* [ZADANIA]
[1] Przepisz dosłownie cytowany fragment od słów „Red Dead Redemption - odpowiedzi” aż do słów „się jeszcze okaże.” włącznie.
[2] Podaj wszystkie tytuły gier, które pojawiają się w cytowanym fragmencie.

* [CYTOWANY FRAGMENT]
****************

Red Dead Redemption - odpowiedzi na Wasze pytania
Czołem partnerzy. Zadaliście wczoraj tyle pytań dotyczących Red Dead Redemption, że musiałem wybrać kilkanaście tych najczęściej się powtarzających/najistotniejszych/takich, na które byłem w stanie odpowiedzieć. Po zaledwie kilku godzinach gry mogę powiedzieć, że owszem, RDR jest wielkie, przygniatające wręcz swoimi rozmiarami. Ale czy zasłuży na równie okazały pomnik, to się jeszcze okaże.
Jak się jeździ konno? Z początku, jak chyba w każdej grze, wymaga to pewnego wyczucia, bo jaki koń jest - każdy widzi, trudno go zatrzymać. Ogólnie, jeździ się znacznie lepiej niż w Mount & Blade czy Shadow of the Colossus. Rumak nie może galopować bez ustanku - ma swój pasek wytrzymałości, którego nie można nadwyrężać, bo inaczej John zostanie zrzucony z grzbietu. Jednakże im dłużej jeździ się na jednym wierzchowcu, ten tym bardziej się do jeźdźca przywiązuje i pozwala na szybszą jazdę. Konie występują w wielu odmianach, najważniejszą różnicą jest tu oczywiście prędkość, jaką mogą rozwijać.
Sprytnym rozwiązaniem jest możliwość automatycznego dostosowania prędkości jazdy do osoby, obok której jedzie John - wystarczy jechać z wciśniętym guzikiem i jedyne czym należy się przejmować, to sterowanie. Konia można też w każdej chwili przywołać gwizdem.

****************

* [WIERSZE DANYCH]
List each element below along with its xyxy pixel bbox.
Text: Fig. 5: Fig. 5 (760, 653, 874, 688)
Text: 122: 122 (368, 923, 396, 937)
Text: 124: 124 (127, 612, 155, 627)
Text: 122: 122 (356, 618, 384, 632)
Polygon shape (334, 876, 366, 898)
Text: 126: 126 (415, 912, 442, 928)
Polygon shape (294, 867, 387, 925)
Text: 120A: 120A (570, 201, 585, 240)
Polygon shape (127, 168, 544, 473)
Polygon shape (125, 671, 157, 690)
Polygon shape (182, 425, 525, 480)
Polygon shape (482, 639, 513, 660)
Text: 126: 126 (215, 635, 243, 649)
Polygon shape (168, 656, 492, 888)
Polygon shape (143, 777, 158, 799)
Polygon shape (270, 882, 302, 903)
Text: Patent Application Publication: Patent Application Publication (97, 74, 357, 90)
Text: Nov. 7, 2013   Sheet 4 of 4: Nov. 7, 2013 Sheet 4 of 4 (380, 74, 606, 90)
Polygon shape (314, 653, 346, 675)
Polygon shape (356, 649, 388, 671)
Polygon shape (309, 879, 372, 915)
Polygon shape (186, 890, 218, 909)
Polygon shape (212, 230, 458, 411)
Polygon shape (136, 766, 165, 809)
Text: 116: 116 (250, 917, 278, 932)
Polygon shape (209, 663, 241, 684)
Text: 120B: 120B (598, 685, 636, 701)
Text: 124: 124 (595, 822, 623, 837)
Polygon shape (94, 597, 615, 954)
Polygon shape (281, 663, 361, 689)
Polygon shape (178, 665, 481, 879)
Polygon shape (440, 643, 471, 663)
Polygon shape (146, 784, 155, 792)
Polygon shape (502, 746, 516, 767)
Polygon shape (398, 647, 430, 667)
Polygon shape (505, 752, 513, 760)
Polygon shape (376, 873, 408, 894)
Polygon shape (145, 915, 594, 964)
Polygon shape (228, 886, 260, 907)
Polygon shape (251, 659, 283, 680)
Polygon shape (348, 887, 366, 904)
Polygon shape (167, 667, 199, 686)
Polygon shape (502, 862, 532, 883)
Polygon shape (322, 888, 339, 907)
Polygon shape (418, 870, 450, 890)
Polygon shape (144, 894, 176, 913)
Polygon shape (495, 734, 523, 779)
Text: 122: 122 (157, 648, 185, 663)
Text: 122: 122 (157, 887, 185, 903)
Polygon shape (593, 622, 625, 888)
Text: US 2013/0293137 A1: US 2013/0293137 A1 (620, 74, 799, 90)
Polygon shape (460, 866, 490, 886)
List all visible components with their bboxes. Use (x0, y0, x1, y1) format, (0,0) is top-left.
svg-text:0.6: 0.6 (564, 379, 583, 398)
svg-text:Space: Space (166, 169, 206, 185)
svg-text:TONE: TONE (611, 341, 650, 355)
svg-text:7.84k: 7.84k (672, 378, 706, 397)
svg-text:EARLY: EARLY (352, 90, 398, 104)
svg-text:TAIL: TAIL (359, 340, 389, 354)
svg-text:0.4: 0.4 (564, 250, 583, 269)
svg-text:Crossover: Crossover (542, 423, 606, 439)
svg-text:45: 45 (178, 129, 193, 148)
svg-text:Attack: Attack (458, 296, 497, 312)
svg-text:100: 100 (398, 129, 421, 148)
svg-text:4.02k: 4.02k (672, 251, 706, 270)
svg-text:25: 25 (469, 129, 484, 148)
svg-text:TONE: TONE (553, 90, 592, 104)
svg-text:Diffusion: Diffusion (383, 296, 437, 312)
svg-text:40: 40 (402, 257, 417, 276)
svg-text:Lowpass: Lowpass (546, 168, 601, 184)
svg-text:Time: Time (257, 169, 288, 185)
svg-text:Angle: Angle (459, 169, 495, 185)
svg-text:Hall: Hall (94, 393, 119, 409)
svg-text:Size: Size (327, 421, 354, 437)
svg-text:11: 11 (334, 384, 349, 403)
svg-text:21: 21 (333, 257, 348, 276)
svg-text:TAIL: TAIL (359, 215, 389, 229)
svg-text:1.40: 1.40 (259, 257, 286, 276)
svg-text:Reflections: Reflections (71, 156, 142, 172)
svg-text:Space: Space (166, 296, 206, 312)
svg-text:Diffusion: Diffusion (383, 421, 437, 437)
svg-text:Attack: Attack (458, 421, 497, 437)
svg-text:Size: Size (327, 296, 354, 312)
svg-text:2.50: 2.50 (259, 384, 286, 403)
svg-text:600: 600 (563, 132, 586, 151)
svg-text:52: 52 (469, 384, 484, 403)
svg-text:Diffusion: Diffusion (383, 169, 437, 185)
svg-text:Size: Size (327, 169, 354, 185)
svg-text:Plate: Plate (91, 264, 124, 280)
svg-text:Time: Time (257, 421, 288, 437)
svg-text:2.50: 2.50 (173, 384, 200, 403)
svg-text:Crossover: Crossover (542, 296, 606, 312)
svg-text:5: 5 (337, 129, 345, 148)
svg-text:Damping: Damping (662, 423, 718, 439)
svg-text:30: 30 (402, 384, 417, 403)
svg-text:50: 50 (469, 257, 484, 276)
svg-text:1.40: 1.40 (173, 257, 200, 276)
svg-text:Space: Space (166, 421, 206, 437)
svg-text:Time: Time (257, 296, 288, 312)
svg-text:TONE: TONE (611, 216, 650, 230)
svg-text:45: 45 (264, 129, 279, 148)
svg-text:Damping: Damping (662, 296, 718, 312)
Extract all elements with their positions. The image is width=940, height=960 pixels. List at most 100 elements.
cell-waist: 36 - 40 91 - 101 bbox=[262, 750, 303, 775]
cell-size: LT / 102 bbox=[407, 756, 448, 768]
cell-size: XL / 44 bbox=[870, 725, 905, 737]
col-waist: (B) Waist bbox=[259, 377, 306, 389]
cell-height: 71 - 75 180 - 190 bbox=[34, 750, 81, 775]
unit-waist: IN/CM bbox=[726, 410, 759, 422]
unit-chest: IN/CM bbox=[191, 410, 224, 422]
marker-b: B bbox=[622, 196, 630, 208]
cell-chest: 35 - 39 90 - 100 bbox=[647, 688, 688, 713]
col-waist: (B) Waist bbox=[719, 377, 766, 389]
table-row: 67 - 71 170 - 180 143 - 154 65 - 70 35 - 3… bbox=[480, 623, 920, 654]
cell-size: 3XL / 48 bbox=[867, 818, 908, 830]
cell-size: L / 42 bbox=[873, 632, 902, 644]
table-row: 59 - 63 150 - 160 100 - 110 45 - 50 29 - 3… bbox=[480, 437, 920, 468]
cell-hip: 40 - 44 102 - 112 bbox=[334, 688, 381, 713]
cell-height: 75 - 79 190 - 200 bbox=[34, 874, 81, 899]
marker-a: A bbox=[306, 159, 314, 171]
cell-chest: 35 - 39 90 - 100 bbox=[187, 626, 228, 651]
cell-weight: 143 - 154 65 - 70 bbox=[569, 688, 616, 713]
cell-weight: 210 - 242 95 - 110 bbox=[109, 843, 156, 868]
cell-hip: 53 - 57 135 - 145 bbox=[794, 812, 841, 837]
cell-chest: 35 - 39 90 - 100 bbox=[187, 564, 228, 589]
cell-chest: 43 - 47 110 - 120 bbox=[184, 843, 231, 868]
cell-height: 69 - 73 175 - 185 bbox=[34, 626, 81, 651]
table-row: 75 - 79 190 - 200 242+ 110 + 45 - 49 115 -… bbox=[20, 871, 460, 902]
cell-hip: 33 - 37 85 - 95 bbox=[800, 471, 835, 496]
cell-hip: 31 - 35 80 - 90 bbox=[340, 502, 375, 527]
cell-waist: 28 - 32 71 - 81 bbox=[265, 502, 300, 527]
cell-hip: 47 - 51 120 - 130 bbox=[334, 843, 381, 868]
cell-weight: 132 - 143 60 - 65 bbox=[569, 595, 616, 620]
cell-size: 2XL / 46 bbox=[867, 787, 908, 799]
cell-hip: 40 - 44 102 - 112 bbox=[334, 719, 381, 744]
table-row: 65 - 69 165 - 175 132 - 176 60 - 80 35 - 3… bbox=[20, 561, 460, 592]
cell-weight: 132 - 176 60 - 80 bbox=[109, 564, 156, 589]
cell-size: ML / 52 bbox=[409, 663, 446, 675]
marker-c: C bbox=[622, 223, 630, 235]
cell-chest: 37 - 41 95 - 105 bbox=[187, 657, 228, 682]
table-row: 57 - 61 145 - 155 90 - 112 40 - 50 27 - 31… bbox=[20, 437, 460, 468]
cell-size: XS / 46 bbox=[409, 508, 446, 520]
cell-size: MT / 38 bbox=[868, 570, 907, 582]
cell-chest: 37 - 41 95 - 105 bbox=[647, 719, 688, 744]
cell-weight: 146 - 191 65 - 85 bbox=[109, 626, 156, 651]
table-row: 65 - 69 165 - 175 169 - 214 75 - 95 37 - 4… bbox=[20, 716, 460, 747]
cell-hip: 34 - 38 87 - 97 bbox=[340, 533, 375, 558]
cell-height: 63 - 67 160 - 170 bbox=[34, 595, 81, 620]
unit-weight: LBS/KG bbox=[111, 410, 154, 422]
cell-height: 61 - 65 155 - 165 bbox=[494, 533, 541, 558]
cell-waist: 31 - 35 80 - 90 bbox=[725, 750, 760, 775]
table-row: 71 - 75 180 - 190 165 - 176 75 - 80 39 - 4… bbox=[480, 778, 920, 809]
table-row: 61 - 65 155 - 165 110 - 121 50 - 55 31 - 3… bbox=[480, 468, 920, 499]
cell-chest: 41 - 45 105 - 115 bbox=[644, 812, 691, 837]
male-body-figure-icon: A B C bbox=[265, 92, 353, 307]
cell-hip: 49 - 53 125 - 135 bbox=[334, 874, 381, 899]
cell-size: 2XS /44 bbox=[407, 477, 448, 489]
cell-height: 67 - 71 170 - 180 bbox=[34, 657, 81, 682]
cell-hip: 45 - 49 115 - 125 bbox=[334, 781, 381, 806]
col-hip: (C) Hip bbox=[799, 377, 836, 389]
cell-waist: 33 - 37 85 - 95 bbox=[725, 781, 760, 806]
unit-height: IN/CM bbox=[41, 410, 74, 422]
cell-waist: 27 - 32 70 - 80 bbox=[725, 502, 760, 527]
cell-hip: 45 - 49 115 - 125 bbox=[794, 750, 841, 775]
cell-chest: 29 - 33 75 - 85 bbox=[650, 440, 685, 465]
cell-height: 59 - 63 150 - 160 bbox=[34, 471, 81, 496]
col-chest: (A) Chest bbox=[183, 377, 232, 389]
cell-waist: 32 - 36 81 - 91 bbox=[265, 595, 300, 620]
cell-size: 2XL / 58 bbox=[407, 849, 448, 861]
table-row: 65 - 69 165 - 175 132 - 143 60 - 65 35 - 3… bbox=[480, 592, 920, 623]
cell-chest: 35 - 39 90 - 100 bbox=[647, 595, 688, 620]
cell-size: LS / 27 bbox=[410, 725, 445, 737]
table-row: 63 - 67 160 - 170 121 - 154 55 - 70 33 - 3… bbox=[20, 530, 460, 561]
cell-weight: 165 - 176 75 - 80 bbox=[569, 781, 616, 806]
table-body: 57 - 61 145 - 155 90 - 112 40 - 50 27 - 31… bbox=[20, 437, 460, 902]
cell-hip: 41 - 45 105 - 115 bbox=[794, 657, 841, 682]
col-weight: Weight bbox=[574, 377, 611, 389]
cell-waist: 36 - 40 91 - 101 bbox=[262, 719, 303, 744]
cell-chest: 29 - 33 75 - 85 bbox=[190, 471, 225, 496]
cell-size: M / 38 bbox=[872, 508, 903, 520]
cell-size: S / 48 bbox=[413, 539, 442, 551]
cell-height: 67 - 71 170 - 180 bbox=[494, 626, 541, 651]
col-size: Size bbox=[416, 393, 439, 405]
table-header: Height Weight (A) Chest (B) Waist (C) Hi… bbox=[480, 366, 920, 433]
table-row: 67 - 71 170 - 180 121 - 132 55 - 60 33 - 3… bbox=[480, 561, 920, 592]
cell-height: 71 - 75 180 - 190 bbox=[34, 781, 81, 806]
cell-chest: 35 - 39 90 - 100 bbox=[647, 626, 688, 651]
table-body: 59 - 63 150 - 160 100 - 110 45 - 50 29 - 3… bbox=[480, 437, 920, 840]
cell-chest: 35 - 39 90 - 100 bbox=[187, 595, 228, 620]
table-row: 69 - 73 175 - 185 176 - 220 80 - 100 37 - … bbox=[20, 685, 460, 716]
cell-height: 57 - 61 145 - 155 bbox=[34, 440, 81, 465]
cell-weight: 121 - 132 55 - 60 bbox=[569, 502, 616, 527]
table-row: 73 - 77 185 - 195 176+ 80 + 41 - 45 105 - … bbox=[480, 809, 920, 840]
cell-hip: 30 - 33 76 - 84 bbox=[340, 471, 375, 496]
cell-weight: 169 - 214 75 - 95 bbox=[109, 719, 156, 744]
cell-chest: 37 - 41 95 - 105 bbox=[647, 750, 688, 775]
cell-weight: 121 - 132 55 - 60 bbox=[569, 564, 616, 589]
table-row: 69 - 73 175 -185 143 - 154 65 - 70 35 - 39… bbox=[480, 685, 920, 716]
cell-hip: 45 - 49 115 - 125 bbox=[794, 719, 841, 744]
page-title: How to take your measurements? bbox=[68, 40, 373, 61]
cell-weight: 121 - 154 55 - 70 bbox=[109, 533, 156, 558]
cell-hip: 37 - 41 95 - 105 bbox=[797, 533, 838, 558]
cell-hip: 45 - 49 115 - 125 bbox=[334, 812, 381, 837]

****************

* [ODPOWIEDZI DO ZADAŃ]
[1]
Red Dead Redemption - odpowiedzi na Wasze pytania
Czołem partnerzy. Zadaliście wczoraj tyle pytań dotyczących Red Dead Redemption, że musiałem wybrać kilkanaście tych najczęściej się powtarzających/najistotniejszych/takich, na które byłem w stanie odpowiedzieć. Po zaledwie kilku godzinach gry mogę powiedzieć, że owszem, RDR jest wielkie, przygniatające wręcz swoimi rozmiarami. Ale czy zasłuży na równie okazały pomnik, to się jeszcze okaże.

[2] Red Dead Redemption, Mount & Blade, Shadow of the Colossus